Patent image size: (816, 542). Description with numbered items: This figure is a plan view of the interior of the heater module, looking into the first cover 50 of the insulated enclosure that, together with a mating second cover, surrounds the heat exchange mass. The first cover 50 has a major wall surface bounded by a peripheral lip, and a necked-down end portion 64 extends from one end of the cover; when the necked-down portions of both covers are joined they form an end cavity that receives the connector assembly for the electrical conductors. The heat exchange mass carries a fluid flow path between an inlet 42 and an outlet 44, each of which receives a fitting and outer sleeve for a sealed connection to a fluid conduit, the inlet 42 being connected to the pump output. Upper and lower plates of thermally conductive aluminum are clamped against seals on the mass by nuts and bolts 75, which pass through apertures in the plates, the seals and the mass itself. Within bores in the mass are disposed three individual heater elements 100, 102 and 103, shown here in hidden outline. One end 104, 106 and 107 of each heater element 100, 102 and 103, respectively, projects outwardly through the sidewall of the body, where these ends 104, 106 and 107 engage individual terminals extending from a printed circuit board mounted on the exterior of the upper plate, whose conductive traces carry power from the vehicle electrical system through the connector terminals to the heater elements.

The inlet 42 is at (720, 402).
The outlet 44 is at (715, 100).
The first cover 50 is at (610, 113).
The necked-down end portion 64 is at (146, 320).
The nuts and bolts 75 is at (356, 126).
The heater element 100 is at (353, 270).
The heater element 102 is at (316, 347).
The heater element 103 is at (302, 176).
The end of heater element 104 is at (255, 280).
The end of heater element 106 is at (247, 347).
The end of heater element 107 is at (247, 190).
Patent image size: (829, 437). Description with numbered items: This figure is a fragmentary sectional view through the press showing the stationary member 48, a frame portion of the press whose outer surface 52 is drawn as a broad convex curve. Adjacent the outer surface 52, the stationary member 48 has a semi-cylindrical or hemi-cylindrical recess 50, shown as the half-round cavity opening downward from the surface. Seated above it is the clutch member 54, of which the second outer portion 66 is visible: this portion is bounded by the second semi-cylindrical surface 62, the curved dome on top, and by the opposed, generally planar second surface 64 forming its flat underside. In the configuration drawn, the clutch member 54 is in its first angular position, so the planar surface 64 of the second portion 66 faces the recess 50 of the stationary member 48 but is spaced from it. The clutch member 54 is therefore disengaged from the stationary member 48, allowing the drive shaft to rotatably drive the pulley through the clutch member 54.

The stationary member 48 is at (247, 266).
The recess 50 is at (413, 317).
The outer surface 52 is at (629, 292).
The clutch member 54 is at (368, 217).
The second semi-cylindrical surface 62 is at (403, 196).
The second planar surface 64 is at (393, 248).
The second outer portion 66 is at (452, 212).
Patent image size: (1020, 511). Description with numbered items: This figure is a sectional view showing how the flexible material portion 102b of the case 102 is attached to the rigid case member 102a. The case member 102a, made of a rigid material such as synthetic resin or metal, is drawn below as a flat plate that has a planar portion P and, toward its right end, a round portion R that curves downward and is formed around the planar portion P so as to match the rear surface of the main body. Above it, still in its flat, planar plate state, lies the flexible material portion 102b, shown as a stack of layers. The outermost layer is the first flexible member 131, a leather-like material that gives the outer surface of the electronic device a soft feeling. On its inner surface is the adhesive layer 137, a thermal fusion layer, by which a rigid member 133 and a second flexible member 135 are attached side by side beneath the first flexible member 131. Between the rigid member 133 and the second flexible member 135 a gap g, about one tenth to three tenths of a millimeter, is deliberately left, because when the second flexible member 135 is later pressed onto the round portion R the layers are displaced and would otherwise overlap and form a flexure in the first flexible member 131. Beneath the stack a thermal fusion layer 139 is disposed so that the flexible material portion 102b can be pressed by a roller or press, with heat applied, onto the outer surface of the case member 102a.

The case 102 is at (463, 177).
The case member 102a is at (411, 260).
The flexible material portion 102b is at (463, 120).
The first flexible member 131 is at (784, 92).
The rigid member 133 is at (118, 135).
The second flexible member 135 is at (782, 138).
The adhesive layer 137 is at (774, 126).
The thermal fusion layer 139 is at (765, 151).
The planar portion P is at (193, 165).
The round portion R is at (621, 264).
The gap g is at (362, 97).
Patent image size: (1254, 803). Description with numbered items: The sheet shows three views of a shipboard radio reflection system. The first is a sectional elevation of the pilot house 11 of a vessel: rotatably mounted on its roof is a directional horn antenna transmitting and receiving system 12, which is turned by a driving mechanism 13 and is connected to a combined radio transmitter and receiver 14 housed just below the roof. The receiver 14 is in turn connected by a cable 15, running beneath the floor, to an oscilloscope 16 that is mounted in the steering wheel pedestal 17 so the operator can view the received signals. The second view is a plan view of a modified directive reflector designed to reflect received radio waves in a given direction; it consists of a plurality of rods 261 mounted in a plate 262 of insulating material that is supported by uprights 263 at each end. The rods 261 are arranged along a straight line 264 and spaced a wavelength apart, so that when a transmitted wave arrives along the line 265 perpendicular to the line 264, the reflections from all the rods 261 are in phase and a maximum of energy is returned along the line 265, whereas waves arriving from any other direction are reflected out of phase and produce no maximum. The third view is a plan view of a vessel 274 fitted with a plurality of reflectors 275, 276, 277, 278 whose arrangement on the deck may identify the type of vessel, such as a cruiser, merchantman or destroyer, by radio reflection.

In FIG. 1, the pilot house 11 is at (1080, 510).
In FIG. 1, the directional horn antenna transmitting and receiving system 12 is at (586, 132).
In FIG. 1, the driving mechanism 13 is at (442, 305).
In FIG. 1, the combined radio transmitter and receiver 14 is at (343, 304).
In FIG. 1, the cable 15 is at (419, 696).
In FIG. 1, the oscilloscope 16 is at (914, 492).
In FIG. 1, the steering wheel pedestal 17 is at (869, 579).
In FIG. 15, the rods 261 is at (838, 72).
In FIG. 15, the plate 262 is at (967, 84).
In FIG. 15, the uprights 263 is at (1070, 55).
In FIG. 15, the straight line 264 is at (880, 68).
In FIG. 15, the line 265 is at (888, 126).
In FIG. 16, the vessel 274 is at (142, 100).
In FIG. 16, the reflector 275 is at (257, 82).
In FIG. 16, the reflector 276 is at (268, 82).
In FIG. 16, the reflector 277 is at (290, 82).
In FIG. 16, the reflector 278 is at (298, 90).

> Work to complete:
Put the lines from the one containing "Patent image size: (1020, 511)." through the one containing "The gap g is at (362, 97)." into a JSON list of strings, one string per line, leaving out blank lines.

> Correct output:
[
  "Patent image size: (1020, 511). Description with numbered items: This figure is a sectional view showing how the flexible material portion 102b of the case 102 is attached to the rigid case member 102a. The case member 102a, made of a rigid material such as synthetic resin or metal, is drawn below as a flat plate that has a planar portion P and, toward its right end, a round portion R that curves downward and is formed around the planar portion P so as to match the rear surface of the main body. Above it, still in its flat, planar plate state, lies the flexible material portion 102b, shown as a stack of layers. The outermost layer is the first flexible member 131, a leather-like material that gives the outer surface of the electronic device a soft feeling. On its inner surface is the adhesive layer 137, a thermal fusion layer, by which a rigid member 133 and a second flexible member 135 are attached side by side beneath the first flexible member 131. Between the rigid member 133 and the second flexible member 135 a gap g, about one tenth to three tenths of a millimeter, is deliberately left, because when the second flexible member 135 is later pressed onto the round portion R the layers are displaced and would otherwise overlap and form a flexure in the first flexible member 131. Beneath the stack a thermal fusion layer 139 is disposed so that the flexible material portion 102b can be pressed by a roller or press, with heat applied, onto the outer surface of the case member 102a.",
  "The case 102 is at (463, 177).",
  "The case member 102a is at (411, 260).",
  "The flexible material portion 102b is at (463, 120).",
  "The first flexible member 131 is at (784, 92).",
  "The rigid member 133 is at (118, 135).",
  "The second flexible member 135 is at (782, 138).",
  "The adhesive layer 137 is at (774, 126).",
  "The thermal fusion layer 139 is at (765, 151).",
  "The planar portion P is at (193, 165).",
  "The round portion R is at (621, 264).",
  "The gap g is at (362, 97)."
]